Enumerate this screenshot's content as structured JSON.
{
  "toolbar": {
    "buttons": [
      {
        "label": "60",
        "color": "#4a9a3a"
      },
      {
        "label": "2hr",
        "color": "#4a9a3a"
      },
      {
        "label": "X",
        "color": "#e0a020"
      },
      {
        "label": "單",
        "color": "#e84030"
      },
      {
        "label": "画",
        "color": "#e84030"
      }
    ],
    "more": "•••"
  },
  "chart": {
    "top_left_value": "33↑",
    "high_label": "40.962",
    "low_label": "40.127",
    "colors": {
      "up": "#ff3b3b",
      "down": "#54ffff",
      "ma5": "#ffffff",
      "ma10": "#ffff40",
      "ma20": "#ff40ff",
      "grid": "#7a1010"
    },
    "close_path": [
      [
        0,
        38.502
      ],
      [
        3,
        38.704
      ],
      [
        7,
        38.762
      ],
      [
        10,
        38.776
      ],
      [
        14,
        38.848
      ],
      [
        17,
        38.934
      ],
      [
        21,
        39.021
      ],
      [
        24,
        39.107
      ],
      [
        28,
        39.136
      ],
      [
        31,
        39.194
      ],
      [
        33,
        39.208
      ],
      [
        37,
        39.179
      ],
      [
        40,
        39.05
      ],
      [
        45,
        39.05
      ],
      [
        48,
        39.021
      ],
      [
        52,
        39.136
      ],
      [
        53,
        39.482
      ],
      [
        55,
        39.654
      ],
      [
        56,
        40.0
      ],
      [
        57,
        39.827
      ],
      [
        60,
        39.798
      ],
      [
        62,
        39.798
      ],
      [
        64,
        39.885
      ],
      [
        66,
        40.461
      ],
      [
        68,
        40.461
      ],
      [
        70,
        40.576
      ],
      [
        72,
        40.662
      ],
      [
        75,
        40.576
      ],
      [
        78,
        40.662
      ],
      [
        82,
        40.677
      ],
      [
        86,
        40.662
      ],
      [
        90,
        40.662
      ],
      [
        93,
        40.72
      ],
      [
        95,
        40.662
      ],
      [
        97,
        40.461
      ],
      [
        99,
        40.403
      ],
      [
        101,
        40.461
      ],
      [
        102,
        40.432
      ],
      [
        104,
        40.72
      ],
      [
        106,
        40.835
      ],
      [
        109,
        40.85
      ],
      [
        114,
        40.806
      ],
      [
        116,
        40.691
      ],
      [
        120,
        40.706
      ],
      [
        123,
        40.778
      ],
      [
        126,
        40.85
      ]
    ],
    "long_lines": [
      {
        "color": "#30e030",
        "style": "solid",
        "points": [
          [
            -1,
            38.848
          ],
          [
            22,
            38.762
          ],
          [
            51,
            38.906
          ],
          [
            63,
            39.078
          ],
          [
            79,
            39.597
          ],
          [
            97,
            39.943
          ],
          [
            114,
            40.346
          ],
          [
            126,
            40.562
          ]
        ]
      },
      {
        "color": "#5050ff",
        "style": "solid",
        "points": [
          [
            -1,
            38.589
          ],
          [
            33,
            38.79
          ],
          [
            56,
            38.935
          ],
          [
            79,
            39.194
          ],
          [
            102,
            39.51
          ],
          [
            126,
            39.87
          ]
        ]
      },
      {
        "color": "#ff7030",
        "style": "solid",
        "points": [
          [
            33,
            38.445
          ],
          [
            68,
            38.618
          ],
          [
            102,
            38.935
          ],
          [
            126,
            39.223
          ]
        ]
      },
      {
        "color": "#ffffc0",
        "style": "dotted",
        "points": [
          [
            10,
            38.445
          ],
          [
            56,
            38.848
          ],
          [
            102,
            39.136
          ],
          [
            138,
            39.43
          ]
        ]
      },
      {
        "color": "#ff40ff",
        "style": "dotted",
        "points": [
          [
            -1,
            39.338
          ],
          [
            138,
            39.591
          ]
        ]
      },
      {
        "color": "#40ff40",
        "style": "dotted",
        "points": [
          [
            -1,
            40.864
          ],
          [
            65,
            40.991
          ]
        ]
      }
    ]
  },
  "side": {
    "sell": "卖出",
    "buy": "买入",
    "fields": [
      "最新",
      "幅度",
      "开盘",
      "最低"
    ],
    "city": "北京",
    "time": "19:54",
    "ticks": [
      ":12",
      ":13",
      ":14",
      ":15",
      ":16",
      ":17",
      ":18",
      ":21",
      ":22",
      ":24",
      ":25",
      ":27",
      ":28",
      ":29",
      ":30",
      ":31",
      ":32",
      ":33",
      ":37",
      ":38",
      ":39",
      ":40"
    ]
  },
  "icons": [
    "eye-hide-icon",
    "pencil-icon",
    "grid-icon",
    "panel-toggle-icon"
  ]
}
========================================================================
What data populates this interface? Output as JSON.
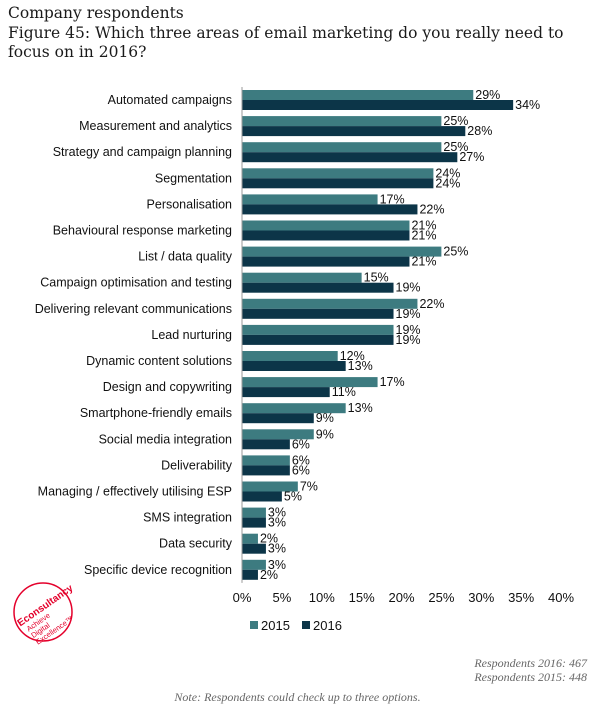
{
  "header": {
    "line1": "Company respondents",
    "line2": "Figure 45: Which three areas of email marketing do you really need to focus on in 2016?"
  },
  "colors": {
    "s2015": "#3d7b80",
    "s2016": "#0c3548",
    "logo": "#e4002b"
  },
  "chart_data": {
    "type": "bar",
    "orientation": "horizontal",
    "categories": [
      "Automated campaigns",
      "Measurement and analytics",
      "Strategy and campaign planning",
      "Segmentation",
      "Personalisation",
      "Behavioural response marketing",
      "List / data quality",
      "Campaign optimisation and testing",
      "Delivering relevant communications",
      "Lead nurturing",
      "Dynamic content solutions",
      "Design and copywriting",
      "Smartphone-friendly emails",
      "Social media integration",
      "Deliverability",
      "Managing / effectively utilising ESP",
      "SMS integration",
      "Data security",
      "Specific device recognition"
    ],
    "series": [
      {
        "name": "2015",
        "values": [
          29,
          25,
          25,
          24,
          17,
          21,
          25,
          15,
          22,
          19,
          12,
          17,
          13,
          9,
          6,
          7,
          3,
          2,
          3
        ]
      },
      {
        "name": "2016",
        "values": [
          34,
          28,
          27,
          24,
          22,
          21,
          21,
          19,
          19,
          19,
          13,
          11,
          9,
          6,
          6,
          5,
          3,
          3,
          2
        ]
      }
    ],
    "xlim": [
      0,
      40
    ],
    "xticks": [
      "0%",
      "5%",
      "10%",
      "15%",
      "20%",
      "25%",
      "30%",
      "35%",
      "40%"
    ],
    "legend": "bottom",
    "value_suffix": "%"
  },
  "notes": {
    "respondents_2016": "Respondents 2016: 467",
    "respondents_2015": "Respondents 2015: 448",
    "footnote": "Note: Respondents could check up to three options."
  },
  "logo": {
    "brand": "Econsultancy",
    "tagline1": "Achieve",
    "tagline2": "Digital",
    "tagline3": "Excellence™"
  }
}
========================================================================
*THE REQUEST:*
Leave out every line without the string "integration" and copy the rest.

*EXERCISE OUTPUT:*
      "Social media integration",
      "SMS integration",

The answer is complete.